Aim of the exercise
Extract every line that contains the word "해결되어서".

Stored entries

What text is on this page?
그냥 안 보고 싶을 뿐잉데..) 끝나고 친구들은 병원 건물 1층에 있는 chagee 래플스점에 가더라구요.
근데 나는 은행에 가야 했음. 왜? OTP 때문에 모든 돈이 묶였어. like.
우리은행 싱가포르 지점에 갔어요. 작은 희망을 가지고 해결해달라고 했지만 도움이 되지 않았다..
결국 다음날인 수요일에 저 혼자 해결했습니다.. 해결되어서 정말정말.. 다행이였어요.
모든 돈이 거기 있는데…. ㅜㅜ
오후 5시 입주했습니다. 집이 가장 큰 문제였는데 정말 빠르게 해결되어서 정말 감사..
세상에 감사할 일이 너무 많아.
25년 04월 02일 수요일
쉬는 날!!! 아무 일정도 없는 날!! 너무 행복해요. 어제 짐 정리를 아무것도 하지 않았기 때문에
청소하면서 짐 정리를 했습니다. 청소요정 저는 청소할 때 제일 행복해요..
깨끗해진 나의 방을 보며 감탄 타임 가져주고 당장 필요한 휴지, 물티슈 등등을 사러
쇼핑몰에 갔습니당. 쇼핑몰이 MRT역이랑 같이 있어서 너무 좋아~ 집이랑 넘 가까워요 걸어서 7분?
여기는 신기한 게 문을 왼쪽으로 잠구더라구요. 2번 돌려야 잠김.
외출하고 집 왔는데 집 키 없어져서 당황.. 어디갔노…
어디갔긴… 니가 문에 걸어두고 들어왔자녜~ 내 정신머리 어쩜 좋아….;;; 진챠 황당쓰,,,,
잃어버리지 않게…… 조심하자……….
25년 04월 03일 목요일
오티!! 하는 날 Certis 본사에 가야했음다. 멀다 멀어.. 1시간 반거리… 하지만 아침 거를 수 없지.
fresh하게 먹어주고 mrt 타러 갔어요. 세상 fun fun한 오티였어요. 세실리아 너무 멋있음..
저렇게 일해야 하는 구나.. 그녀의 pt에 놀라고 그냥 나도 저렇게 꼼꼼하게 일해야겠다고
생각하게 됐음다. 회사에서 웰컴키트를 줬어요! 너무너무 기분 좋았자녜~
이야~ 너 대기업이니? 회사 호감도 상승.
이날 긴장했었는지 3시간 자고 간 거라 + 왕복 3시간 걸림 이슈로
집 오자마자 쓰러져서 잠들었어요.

Answer for the task
결국 다음날인 수요일에 저 혼자 해결했습니다.. 해결되어서 정말정말.. 다행이였어요.
오후 5시 입주했습니다. 집이 가장 큰 문제였는데 정말 빠르게 해결되어서 정말 감사..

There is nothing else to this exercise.